# TASK MATERIAL
########################################

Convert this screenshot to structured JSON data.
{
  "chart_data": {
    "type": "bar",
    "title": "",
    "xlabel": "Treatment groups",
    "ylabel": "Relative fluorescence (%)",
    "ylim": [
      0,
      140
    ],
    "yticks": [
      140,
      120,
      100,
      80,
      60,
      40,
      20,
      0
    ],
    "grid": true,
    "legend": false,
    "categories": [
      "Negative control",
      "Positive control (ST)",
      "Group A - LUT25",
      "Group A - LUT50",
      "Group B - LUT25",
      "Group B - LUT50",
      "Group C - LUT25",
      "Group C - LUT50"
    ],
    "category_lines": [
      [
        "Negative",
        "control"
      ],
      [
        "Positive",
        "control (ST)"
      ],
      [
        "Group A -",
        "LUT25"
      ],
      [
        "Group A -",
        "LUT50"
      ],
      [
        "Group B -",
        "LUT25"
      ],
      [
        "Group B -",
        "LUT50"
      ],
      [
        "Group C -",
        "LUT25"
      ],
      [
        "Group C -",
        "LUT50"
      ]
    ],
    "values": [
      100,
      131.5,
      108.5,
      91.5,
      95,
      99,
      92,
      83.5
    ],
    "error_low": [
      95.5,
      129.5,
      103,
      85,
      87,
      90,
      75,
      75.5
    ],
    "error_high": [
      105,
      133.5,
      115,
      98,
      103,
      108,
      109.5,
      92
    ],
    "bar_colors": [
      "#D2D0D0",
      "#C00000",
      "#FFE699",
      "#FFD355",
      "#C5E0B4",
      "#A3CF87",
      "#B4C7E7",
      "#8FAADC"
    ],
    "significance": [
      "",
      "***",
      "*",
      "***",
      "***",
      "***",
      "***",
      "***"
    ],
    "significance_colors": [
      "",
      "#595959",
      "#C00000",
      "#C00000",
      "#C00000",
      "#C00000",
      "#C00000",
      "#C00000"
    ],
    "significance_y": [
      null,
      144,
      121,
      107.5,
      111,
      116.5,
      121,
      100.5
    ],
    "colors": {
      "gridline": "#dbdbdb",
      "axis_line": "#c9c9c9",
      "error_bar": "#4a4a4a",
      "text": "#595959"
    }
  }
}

########################################

# TASK REQUIREMENTS
Only lines with the string "control" belong in your answer; copy each one.

# SOLUTION FOR THIS TASK
      "Negative control",
      "Positive control (ST)",
        "control"
        "control (ST)"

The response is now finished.